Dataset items
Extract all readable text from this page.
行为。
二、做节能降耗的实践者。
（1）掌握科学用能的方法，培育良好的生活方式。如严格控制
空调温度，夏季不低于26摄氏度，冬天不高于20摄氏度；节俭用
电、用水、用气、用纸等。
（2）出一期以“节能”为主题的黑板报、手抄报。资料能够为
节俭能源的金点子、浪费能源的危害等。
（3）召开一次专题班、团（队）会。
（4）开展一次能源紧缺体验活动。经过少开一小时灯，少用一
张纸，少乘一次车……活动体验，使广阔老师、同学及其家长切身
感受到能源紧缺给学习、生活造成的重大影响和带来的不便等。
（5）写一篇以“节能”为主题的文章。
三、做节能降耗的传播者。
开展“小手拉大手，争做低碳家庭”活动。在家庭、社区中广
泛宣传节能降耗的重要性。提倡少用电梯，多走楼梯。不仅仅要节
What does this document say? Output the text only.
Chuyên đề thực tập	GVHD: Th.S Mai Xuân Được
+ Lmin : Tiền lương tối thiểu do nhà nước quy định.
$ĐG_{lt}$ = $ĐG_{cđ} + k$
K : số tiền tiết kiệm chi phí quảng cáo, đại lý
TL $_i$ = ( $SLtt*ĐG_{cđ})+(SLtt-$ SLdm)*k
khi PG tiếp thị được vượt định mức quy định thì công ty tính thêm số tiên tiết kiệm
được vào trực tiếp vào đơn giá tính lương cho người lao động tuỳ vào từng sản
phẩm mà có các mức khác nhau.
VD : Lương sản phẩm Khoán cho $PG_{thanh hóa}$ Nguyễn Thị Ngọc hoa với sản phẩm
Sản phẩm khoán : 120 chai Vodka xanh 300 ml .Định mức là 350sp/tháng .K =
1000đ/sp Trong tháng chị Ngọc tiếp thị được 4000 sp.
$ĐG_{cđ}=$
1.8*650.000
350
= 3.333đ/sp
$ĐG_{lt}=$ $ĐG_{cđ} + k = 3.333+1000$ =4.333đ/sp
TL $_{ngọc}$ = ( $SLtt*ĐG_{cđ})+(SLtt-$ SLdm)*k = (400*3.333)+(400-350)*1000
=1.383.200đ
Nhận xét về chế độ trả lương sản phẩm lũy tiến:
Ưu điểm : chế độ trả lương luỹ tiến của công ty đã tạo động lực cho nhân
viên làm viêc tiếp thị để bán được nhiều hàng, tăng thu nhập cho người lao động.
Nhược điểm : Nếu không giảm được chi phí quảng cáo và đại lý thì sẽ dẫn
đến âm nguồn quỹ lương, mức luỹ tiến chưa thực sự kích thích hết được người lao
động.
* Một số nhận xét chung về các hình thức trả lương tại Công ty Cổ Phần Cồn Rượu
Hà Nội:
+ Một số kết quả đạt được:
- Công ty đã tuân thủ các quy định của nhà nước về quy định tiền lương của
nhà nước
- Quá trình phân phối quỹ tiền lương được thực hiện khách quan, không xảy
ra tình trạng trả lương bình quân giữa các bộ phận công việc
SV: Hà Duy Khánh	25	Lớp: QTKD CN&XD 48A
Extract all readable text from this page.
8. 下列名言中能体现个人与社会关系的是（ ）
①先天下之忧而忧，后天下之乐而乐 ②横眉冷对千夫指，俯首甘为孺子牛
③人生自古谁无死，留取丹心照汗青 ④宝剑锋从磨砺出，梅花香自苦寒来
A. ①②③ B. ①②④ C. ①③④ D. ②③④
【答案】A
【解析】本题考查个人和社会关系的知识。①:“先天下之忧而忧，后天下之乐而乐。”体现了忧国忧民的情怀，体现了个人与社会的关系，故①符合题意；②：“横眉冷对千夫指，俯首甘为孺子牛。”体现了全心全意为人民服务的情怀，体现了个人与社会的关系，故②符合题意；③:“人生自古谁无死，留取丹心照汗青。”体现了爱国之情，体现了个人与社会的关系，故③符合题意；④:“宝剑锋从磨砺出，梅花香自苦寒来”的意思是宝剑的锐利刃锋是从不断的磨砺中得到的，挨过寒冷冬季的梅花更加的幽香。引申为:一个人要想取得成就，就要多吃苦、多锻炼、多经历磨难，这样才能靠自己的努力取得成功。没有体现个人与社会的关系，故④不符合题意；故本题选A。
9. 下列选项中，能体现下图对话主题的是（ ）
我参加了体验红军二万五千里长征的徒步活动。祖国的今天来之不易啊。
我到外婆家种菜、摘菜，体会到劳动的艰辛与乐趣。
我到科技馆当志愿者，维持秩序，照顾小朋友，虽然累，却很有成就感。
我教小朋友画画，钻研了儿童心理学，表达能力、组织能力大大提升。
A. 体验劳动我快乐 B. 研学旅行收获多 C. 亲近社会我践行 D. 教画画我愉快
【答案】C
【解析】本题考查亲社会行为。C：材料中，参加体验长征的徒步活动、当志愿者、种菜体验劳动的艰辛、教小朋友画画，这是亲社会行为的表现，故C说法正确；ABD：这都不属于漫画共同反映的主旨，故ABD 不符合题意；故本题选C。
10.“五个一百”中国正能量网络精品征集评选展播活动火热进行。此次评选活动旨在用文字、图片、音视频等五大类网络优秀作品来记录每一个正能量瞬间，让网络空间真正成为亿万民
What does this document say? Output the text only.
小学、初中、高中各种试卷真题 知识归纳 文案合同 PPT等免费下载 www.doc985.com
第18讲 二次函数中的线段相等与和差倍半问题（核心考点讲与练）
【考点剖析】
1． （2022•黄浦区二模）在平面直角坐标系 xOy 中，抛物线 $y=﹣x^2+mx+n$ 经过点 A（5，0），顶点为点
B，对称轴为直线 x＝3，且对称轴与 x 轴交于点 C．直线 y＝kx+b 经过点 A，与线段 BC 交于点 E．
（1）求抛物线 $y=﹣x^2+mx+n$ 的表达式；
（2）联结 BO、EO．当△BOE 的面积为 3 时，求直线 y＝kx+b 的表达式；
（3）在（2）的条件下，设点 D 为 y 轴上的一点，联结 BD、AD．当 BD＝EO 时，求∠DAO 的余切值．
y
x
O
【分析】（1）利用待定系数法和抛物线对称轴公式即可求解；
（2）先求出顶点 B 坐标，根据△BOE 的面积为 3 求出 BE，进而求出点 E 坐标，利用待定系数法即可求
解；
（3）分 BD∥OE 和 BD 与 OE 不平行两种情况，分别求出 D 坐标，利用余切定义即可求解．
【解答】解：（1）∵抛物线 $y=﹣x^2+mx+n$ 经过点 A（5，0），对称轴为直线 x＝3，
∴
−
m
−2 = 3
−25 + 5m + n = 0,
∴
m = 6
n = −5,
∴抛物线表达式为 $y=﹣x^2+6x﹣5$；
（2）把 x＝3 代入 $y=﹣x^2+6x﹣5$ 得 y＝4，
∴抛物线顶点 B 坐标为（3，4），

### [AIM OF THE EXERCISE]
Repeat every entry word for word.

### [PROBLEM SOLUTION]
Extract all readable text from this page.
行为。
二、做节能降耗的实践者。
（1）掌握科学用能的方法，培育良好的生活方式。如严格控制
空调温度，夏季不低于26摄氏度，冬天不高于20摄氏度；节俭用
电、用水、用气、用纸等。
（2）出一期以“节能”为主题的黑板报、手抄报。资料能够为
节俭能源的金点子、浪费能源的危害等。
（3）召开一次专题班、团（队）会。
（4）开展一次能源紧缺体验活动。经过少开一小时灯，少用一
张纸，少乘一次车……活动体验，使广阔老师、同学及其家长切身
感受到能源紧缺给学习、生活造成的重大影响和带来的不便等。
（5）写一篇以“节能”为主题的文章。
三、做节能降耗的传播者。
开展“小手拉大手，争做低碳家庭”活动。在家庭、社区中广
泛宣传节能降耗的重要性。提倡少用电梯，多走楼梯。不仅仅要节
What does this document say? Output the text only.
Chuyên đề thực tập	GVHD: Th.S Mai Xuân Được
+ Lmin : Tiền lương tối thiểu do nhà nước quy định.
$ĐG_{lt}$ = $ĐG_{cđ} + k$
K : số tiền tiết kiệm chi phí quảng cáo, đại lý
TL $_i$ = ( $SLtt*ĐG_{cđ})+(SLtt-$ SLdm)*k
khi PG tiếp thị được vượt định mức quy định thì công ty tính thêm số tiên tiết kiệm
được vào trực tiếp vào đơn giá tính lương cho người lao động tuỳ vào từng sản
phẩm mà có các mức khác nhau.
VD : Lương sản phẩm Khoán cho $PG_{thanh hóa}$ Nguyễn Thị Ngọc hoa với sản phẩm
Sản phẩm khoán : 120 chai Vodka xanh 300 ml .Định mức là 350sp/tháng .K =
1000đ/sp Trong tháng chị Ngọc tiếp thị được 4000 sp.
$ĐG_{cđ}=$
1.8*650.000
350
= 3.333đ/sp
$ĐG_{lt}=$ $ĐG_{cđ} + k = 3.333+1000$ =4.333đ/sp
TL $_{ngọc}$ = ( $SLtt*ĐG_{cđ})+(SLtt-$ SLdm)*k = (400*3.333)+(400-350)*1000
=1.383.200đ
Nhận xét về chế độ trả lương sản phẩm lũy tiến:
Ưu điểm : chế độ trả lương luỹ tiến của công ty đã tạo động lực cho nhân
viên làm viêc tiếp thị để bán được nhiều hàng, tăng thu nhập cho người lao động.
Nhược điểm : Nếu không giảm được chi phí quảng cáo và đại lý thì sẽ dẫn
đến âm nguồn quỹ lương, mức luỹ tiến chưa thực sự kích thích hết được người lao
động.
* Một số nhận xét chung về các hình thức trả lương tại Công ty Cổ Phần Cồn Rượu
Hà Nội:
+ Một số kết quả đạt được:
- Công ty đã tuân thủ các quy định của nhà nước về quy định tiền lương của
nhà nước
- Quá trình phân phối quỹ tiền lương được thực hiện khách quan, không xảy
ra tình trạng trả lương bình quân giữa các bộ phận công việc
SV: Hà Duy Khánh	25	Lớp: QTKD CN&XD 48A
Extract all readable text from this page.
8. 下列名言中能体现个人与社会关系的是（ ）
①先天下之忧而忧，后天下之乐而乐 ②横眉冷对千夫指，俯首甘为孺子牛
③人生自古谁无死，留取丹心照汗青 ④宝剑锋从磨砺出，梅花香自苦寒来
A. ①②③ B. ①②④ C. ①③④ D. ②③④
【答案】A
【解析】本题考查个人和社会关系的知识。①:“先天下之忧而忧，后天下之乐而乐。”体现了忧国忧民的情怀，体现了个人与社会的关系，故①符合题意；②：“横眉冷对千夫指，俯首甘为孺子牛。”体现了全心全意为人民服务的情怀，体现了个人与社会的关系，故②符合题意；③:“人生自古谁无死，留取丹心照汗青。”体现了爱国之情，体现了个人与社会的关系，故③符合题意；④:“宝剑锋从磨砺出，梅花香自苦寒来”的意思是宝剑的锐利刃锋是从不断的磨砺中得到的，挨过寒冷冬季的梅花更加的幽香。引申为:一个人要想取得成就，就要多吃苦、多锻炼、多经历磨难，这样才能靠自己的努力取得成功。没有体现个人与社会的关系，故④不符合题意；故本题选A。
9. 下列选项中，能体现下图对话主题的是（ ）
我参加了体验红军二万五千里长征的徒步活动。祖国的今天来之不易啊。
我到外婆家种菜、摘菜，体会到劳动的艰辛与乐趣。
我到科技馆当志愿者，维持秩序，照顾小朋友，虽然累，却很有成就感。
我教小朋友画画，钻研了儿童心理学，表达能力、组织能力大大提升。
A. 体验劳动我快乐 B. 研学旅行收获多 C. 亲近社会我践行 D. 教画画我愉快
【答案】C
【解析】本题考查亲社会行为。C：材料中，参加体验长征的徒步活动、当志愿者、种菜体验劳动的艰辛、教小朋友画画，这是亲社会行为的表现，故C说法正确；ABD：这都不属于漫画共同反映的主旨，故ABD 不符合题意；故本题选C。
10.“五个一百”中国正能量网络精品征集评选展播活动火热进行。此次评选活动旨在用文字、图片、音视频等五大类网络优秀作品来记录每一个正能量瞬间，让网络空间真正成为亿万民
What does this document say? Output the text only.
小学、初中、高中各种试卷真题 知识归纳 文案合同 PPT等免费下载 www.doc985.com
第18讲 二次函数中的线段相等与和差倍半问题（核心考点讲与练）
【考点剖析】
1． （2022•黄浦区二模）在平面直角坐标系 xOy 中，抛物线 $y=﹣x^2+mx+n$ 经过点 A（5，0），顶点为点
B，对称轴为直线 x＝3，且对称轴与 x 轴交于点 C．直线 y＝kx+b 经过点 A，与线段 BC 交于点 E．
（1）求抛物线 $y=﹣x^2+mx+n$ 的表达式；
（2）联结 BO、EO．当△BOE 的面积为 3 时，求直线 y＝kx+b 的表达式；
（3）在（2）的条件下，设点 D 为 y 轴上的一点，联结 BD、AD．当 BD＝EO 时，求∠DAO 的余切值．
y
x
O
【分析】（1）利用待定系数法和抛物线对称轴公式即可求解；
（2）先求出顶点 B 坐标，根据△BOE 的面积为 3 求出 BE，进而求出点 E 坐标，利用待定系数法即可求
解；
（3）分 BD∥OE 和 BD 与 OE 不平行两种情况，分别求出 D 坐标，利用余切定义即可求解．
【解答】解：（1）∵抛物线 $y=﹣x^2+mx+n$ 经过点 A（5，0），对称轴为直线 x＝3，
∴
−
m
−2 = 3
−25 + 5m + n = 0,
∴
m = 6
n = −5,
∴抛物线表达式为 $y=﹣x^2+6x﹣5$；
（2）把 x＝3 代入 $y=﹣x^2+6x﹣5$ 得 y＝4，
∴抛物线顶点 B 坐标为（3，4），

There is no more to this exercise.